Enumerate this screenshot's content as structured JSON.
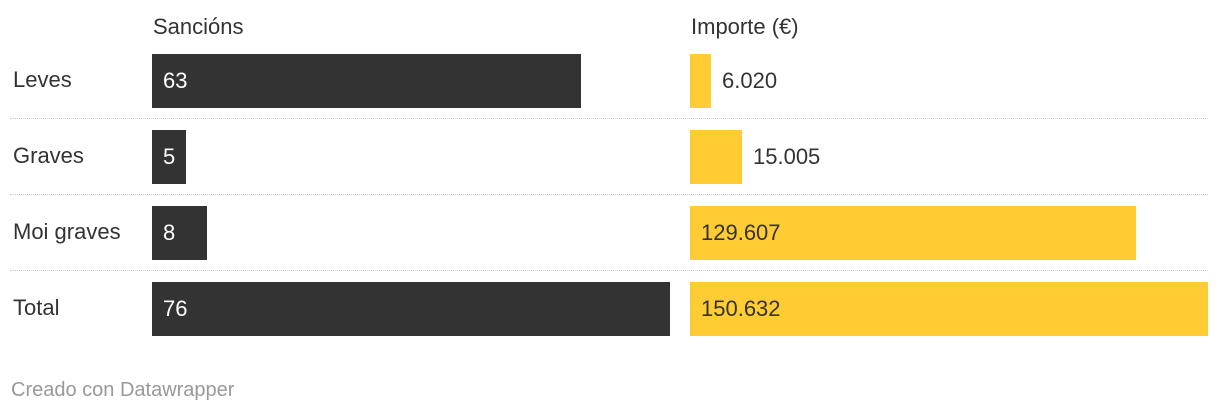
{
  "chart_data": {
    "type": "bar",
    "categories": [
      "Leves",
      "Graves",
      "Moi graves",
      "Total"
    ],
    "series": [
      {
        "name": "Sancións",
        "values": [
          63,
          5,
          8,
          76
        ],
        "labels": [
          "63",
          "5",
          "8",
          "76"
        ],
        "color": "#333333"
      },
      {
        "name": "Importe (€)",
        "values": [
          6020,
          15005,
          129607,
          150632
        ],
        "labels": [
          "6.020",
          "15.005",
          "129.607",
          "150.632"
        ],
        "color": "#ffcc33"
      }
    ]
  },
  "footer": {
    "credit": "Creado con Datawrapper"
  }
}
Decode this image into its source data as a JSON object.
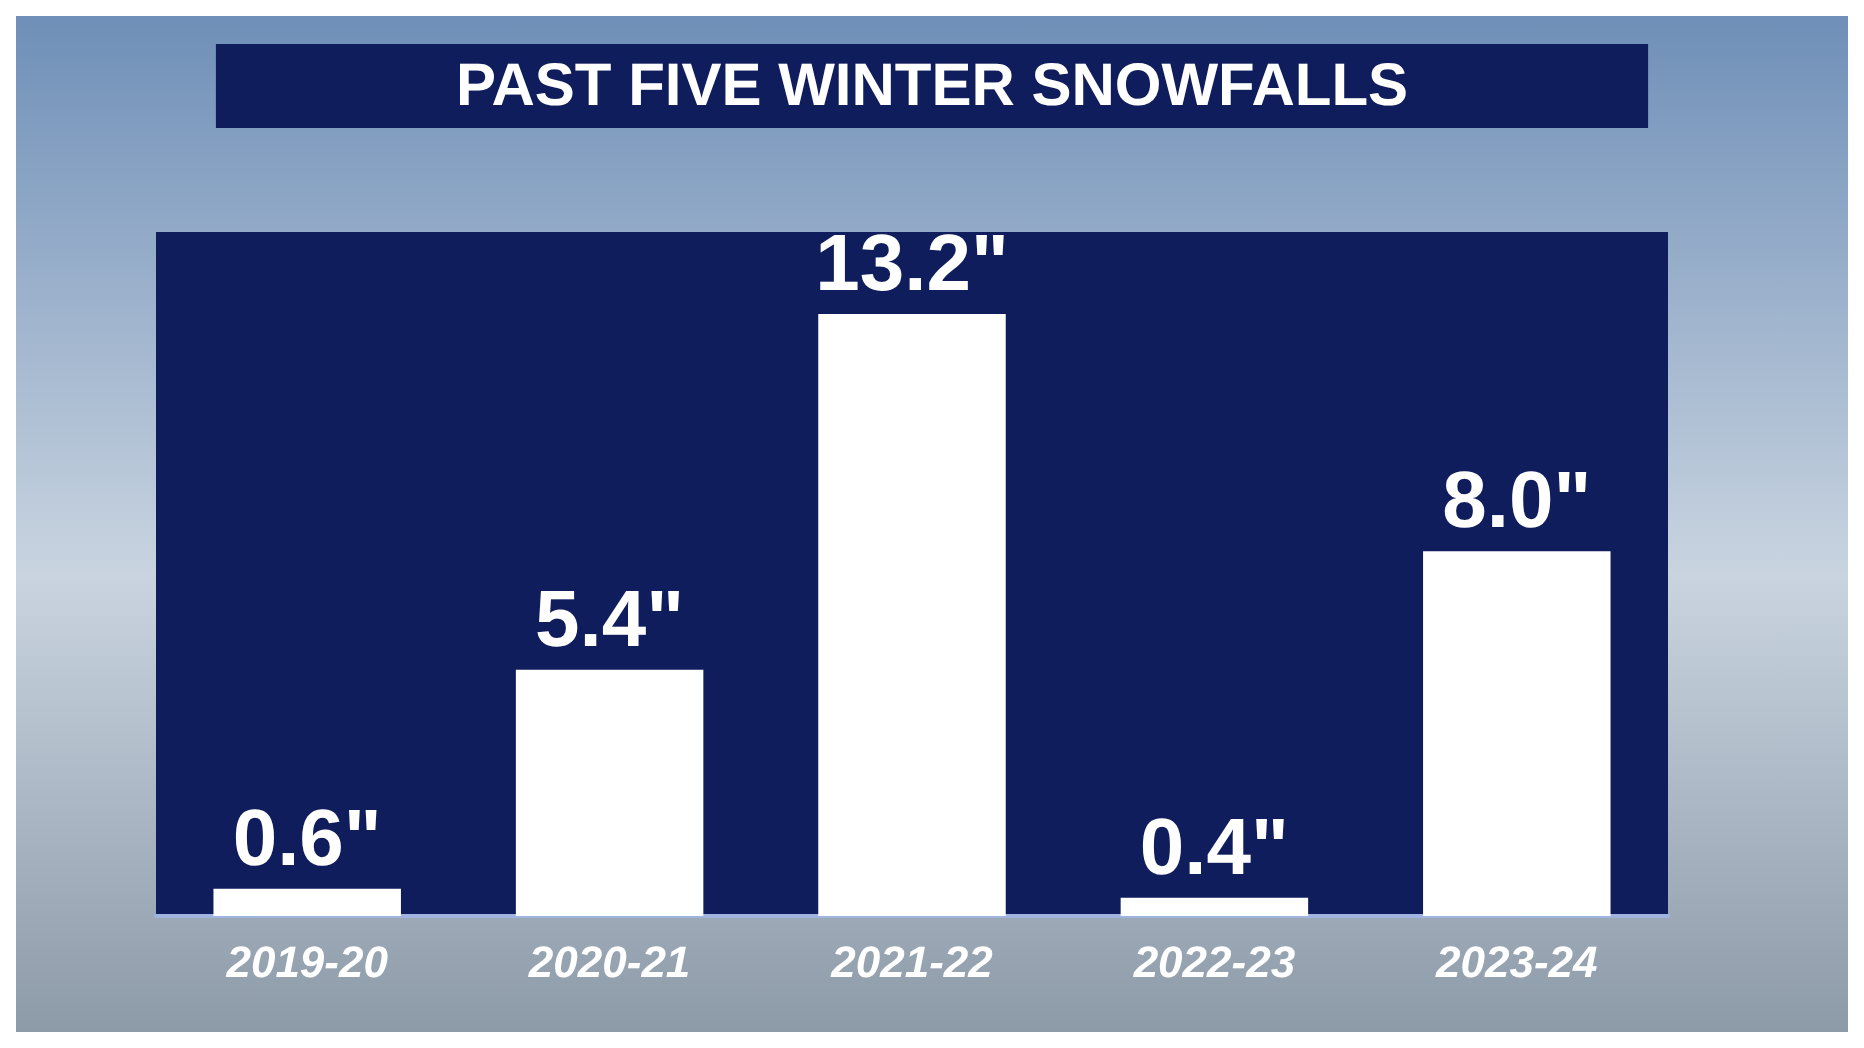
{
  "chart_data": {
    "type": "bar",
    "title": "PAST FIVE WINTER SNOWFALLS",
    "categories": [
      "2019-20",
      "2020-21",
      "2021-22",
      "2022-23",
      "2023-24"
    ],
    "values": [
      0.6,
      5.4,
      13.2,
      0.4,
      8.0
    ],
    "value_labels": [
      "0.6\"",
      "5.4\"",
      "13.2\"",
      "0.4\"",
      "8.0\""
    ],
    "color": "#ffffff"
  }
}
::::
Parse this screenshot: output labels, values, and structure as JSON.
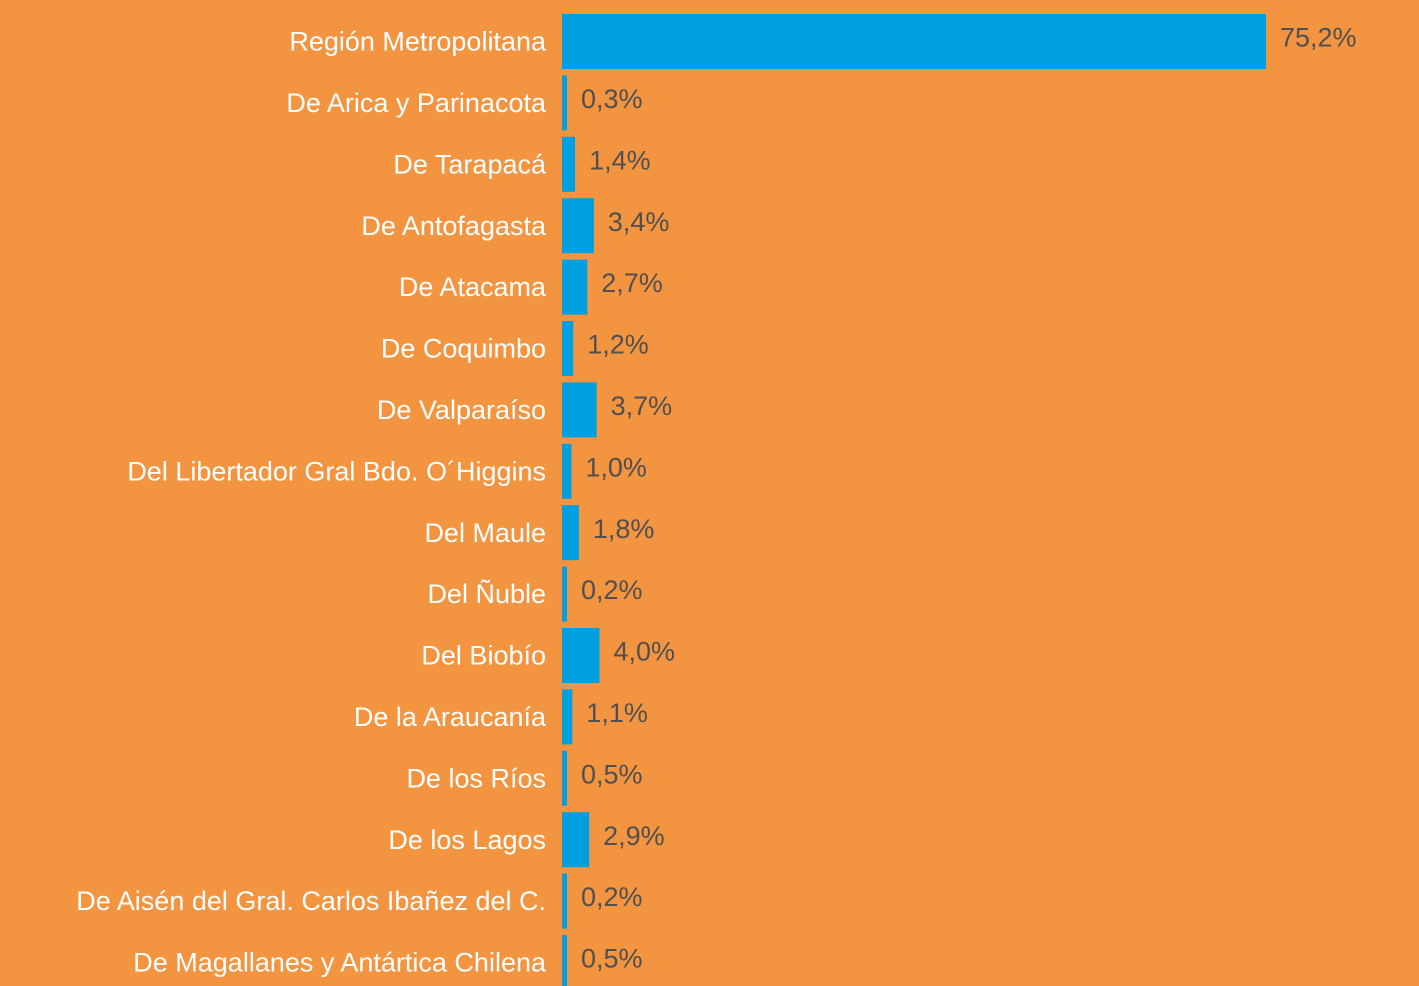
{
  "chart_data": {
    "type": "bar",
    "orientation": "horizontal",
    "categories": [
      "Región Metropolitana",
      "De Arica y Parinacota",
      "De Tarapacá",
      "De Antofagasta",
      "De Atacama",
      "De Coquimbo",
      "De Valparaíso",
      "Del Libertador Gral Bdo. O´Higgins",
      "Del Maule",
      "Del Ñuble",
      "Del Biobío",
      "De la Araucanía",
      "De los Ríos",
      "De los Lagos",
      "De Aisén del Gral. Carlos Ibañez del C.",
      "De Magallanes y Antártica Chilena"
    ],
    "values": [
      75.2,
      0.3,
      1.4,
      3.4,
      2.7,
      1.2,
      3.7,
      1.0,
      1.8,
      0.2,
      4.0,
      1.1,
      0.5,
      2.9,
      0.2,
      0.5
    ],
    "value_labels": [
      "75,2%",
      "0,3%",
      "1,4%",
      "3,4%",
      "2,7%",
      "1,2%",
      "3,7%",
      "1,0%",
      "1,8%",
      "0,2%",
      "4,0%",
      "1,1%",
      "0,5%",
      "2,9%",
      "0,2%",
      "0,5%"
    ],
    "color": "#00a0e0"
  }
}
::::
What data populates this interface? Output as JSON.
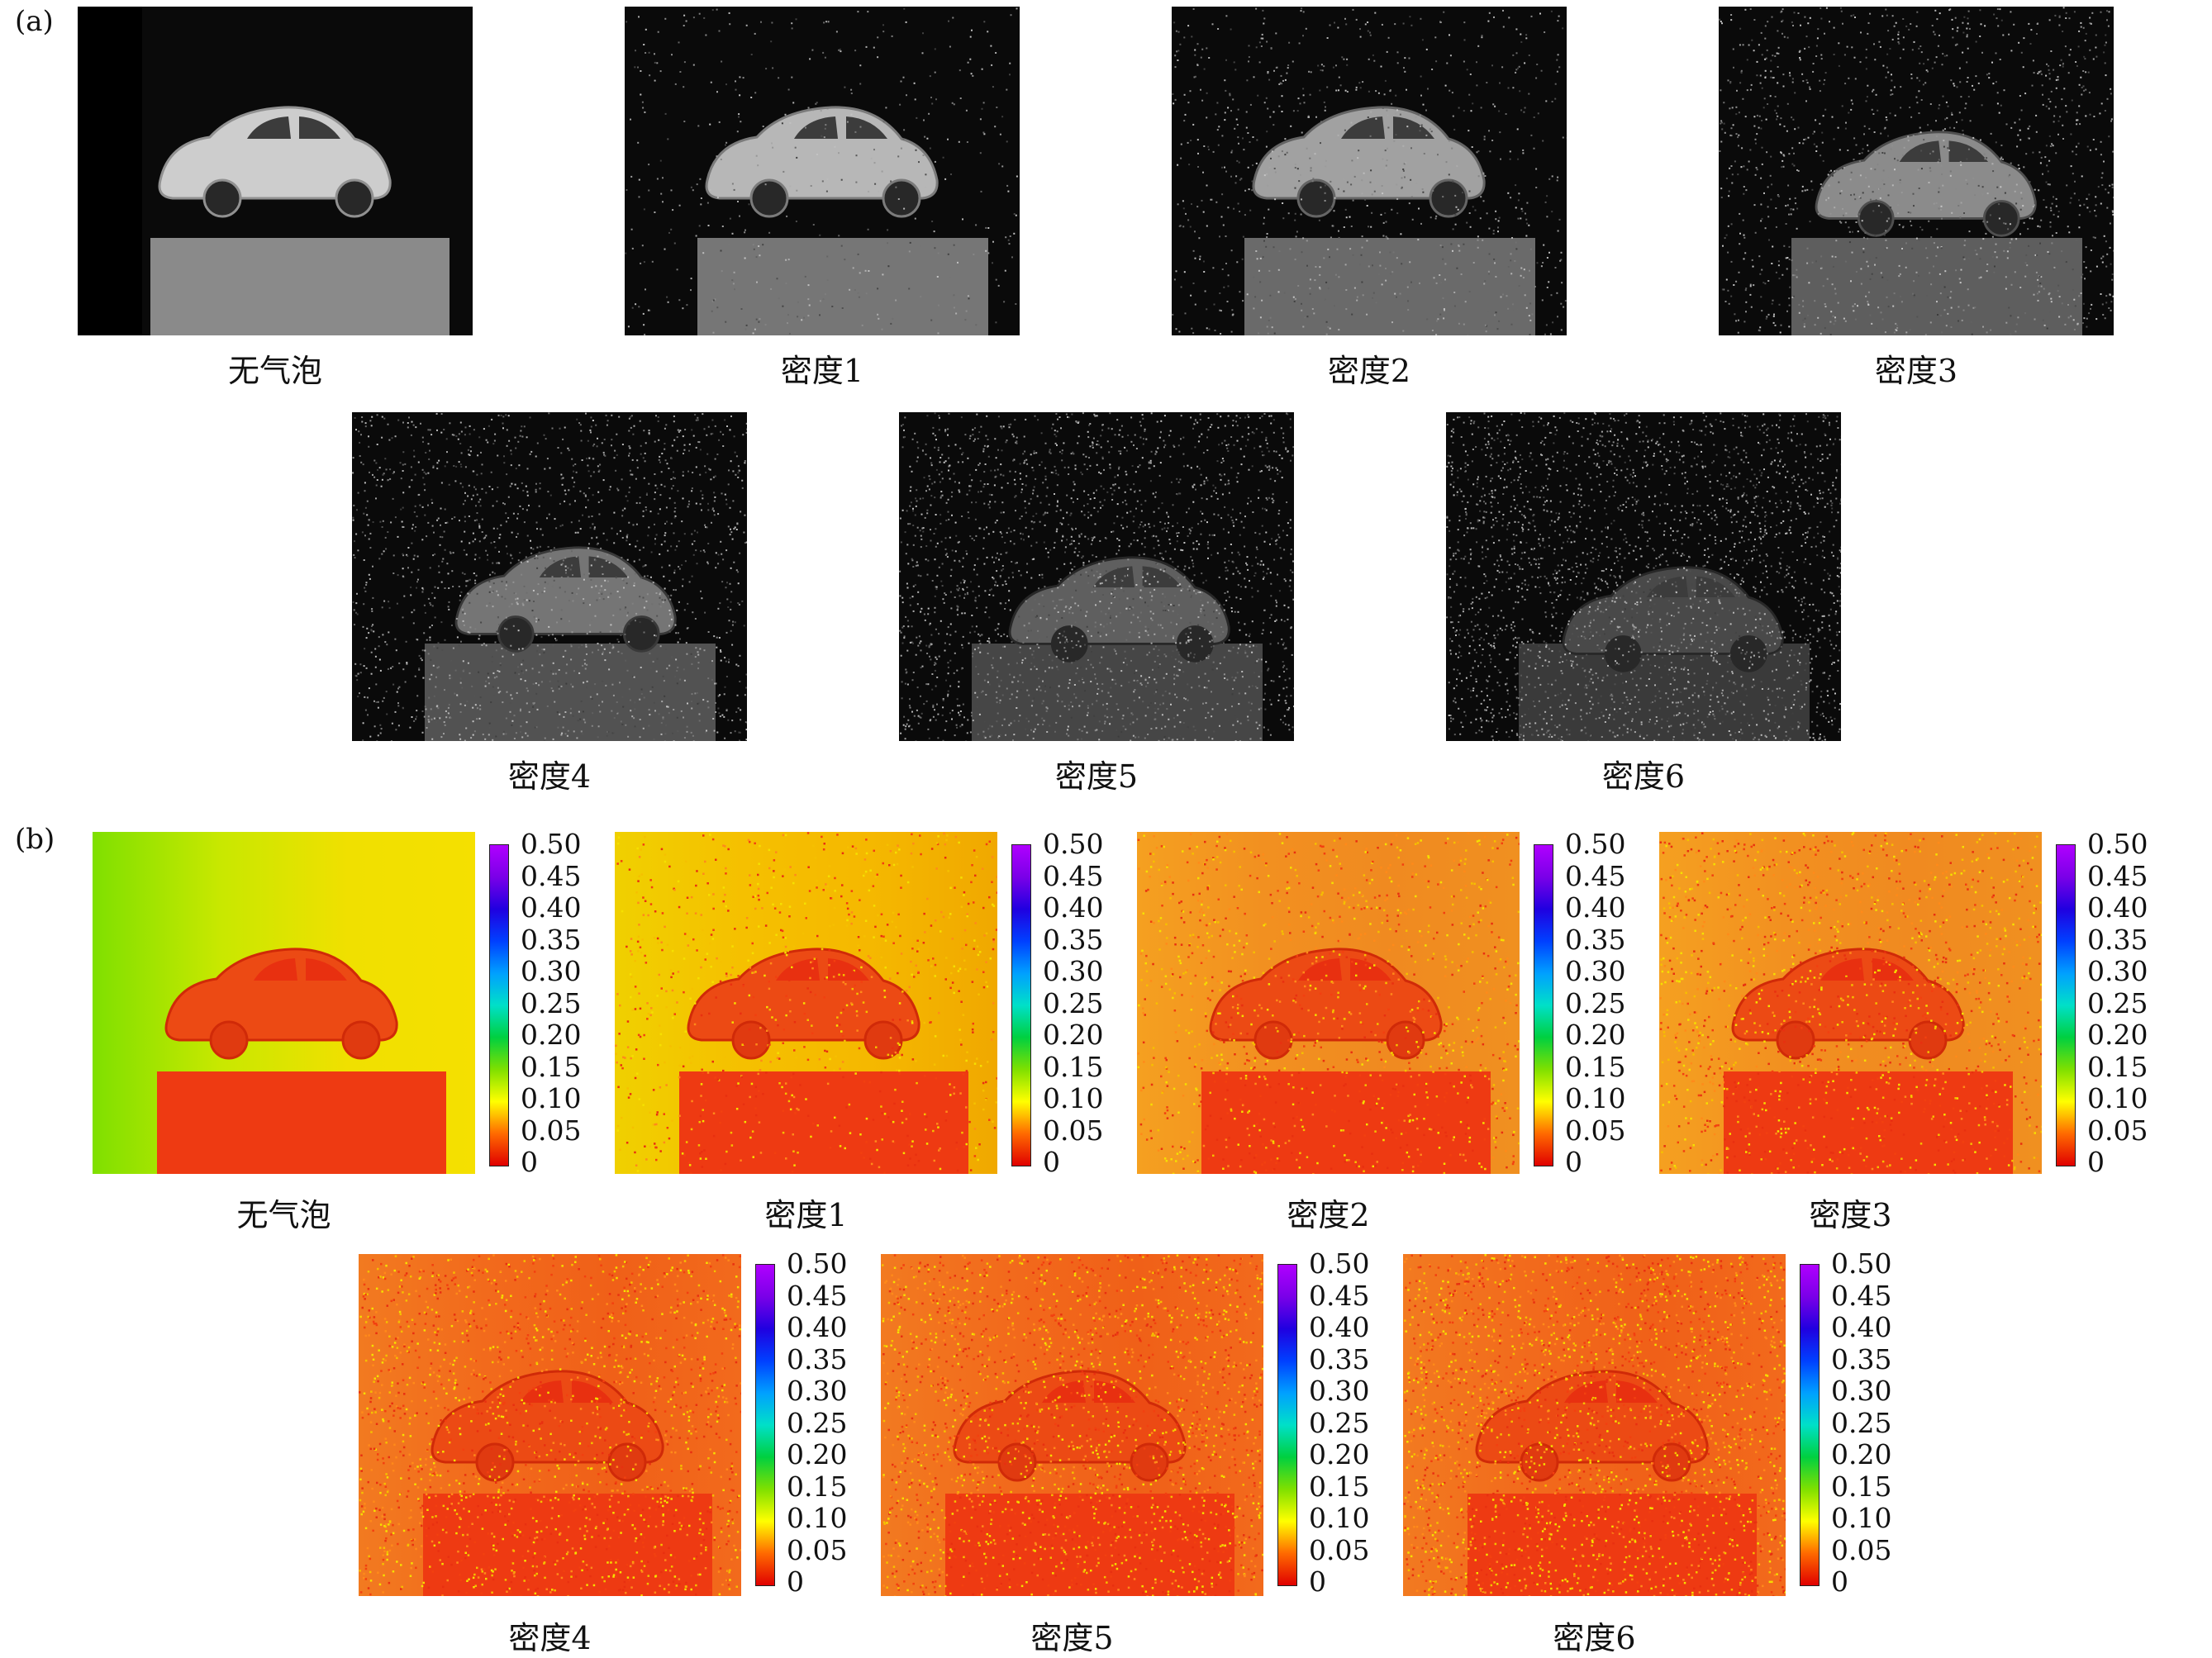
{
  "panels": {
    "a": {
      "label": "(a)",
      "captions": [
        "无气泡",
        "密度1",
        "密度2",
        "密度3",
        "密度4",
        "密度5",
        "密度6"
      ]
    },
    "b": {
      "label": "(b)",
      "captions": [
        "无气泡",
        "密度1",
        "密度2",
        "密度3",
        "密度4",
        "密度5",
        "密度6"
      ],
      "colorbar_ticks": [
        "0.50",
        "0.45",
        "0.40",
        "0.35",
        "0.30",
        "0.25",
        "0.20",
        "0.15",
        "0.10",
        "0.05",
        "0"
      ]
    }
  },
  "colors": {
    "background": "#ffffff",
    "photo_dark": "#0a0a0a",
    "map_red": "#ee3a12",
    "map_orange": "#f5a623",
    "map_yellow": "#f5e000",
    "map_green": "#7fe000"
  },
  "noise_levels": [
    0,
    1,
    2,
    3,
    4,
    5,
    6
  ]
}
::::
TASK DESCRIPTION. Using the records above, say how many lines include the string "Gral". Only the number is wanted.

FINISHED EXERCISE. 2